**WRITTEN PROBLEM**
Find each line with the word "محمد" and copy it.

**MATERIAL**
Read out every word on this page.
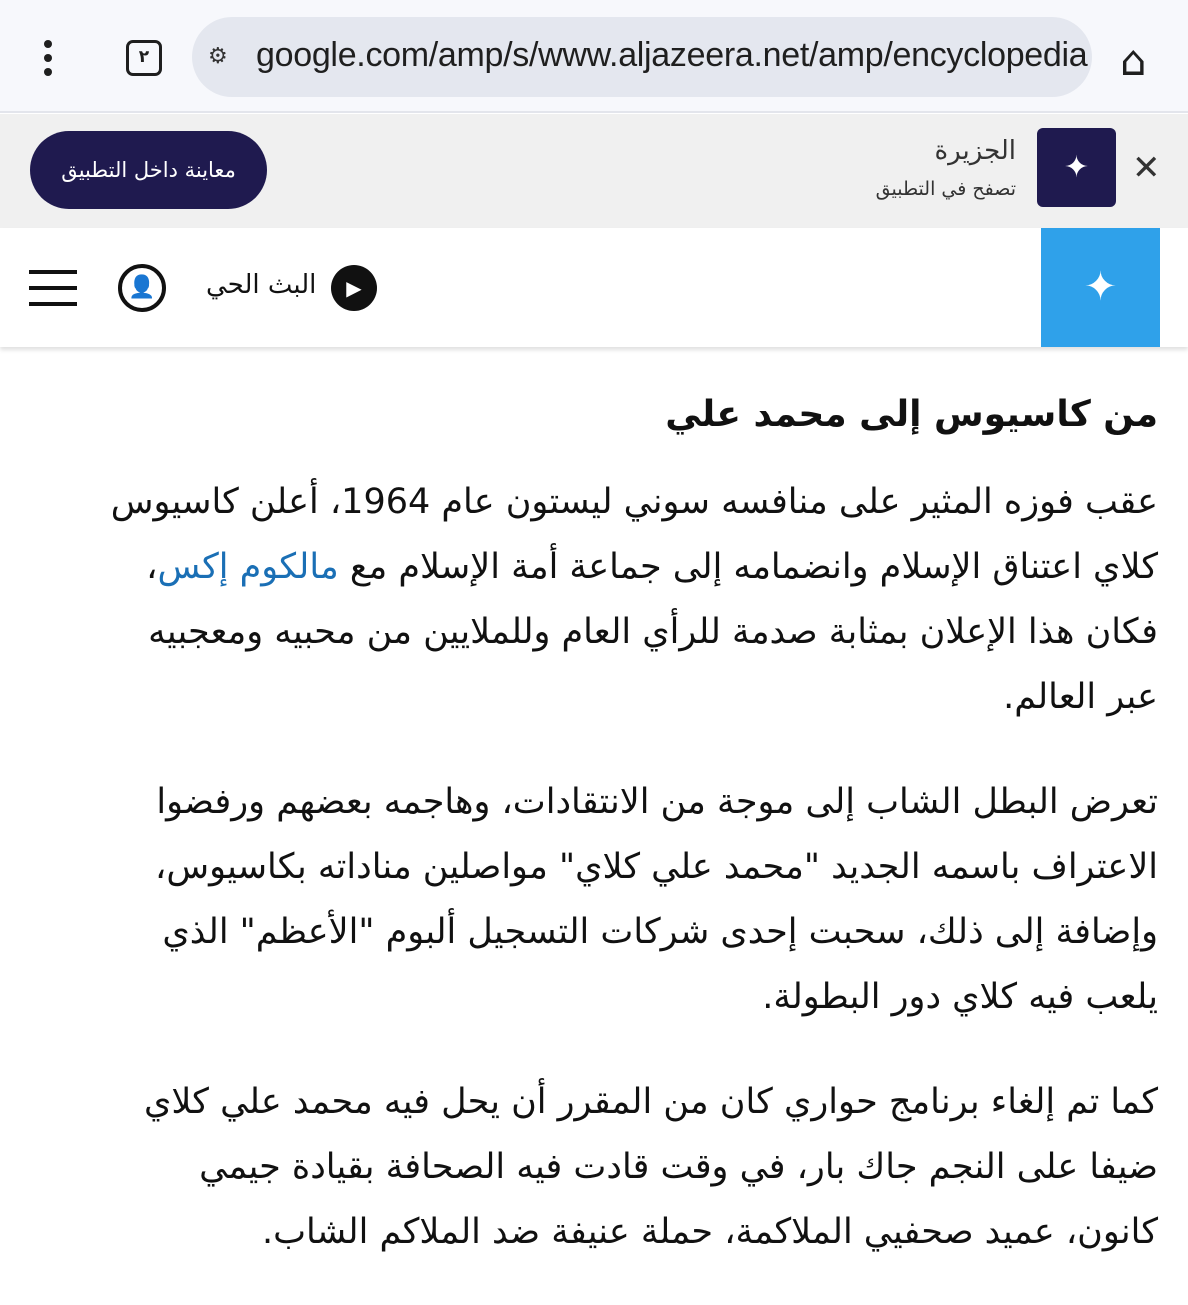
٢	⚙ google.com/amp/s/www.aljazeera.net/amp/encyclopedia ⌂
معاينة داخل التطبيق
الجزيرة
تصفح في التطبيق
✦	✕
👤	البث الحي	▶	✦
من كاسيوس إلى محمد علي
عقب فوزه المثير على منافسه سوني ليستون عام 1964، أعلن كاسيوس
كلاي اعتناق الإسلام وانضمامه إلى جماعة أمة الإسلام مع مالكوم إكس،
فكان هذا الإعلان بمثابة صدمة للرأي العام وللملايين من محبيه ومعجبيه
عبر العالم.
تعرض البطل الشاب إلى موجة من الانتقادات، وهاجمه بعضهم ورفضوا
الاعتراف باسمه الجديد "محمد علي كلاي" مواصلين مناداته بكاسيوس،
وإضافة إلى ذلك، سحبت إحدى شركات التسجيل ألبوم "الأعظم" الذي
يلعب فيه كلاي دور البطولة.
كما تم إلغاء برنامج حواري كان من المقرر أن يحل فيه محمد علي كلاي
ضيفا على النجم جاك بار، في وقت قادت فيه الصحافة بقيادة جيمي
كانون، عميد صحفيي الملاكمة، حملة عنيفة ضد الملاكم الشاب.
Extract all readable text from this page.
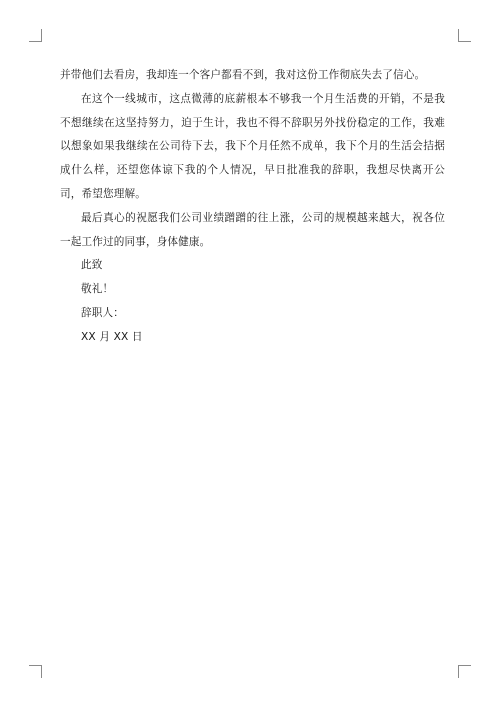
并带他们去看房，我却连一个客户都看不到，我对这份工作彻底失去了信心。

在这个一线城市，这点微薄的底薪根本不够我一个月生活费的开销，不是我不想继续在这坚持努力，迫于生计，我也不得不辞职另外找份稳定的工作，我难以想象如果我继续在公司待下去，我下个月任然不成单，我下个月的生活会拮据成什么样，还望您体谅下我的个人情况，早日批准我的辞职，我想尽快离开公司，希望您理解。

最后真心的祝愿我们公司业绩蹭蹭的往上涨，公司的规模越来越大，祝各位一起工作过的同事，身体健康。

此致

敬礼！

辞职人：

XX 月 XX 日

**FINAL RESULT**
من كاسيوس إلى محمد علي
الاعتراف باسمه الجديد "محمد علي كلاي" مواصلين مناداته بكاسيوس،
كما تم إلغاء برنامج حواري كان من المقرر أن يحل فيه محمد علي كلاي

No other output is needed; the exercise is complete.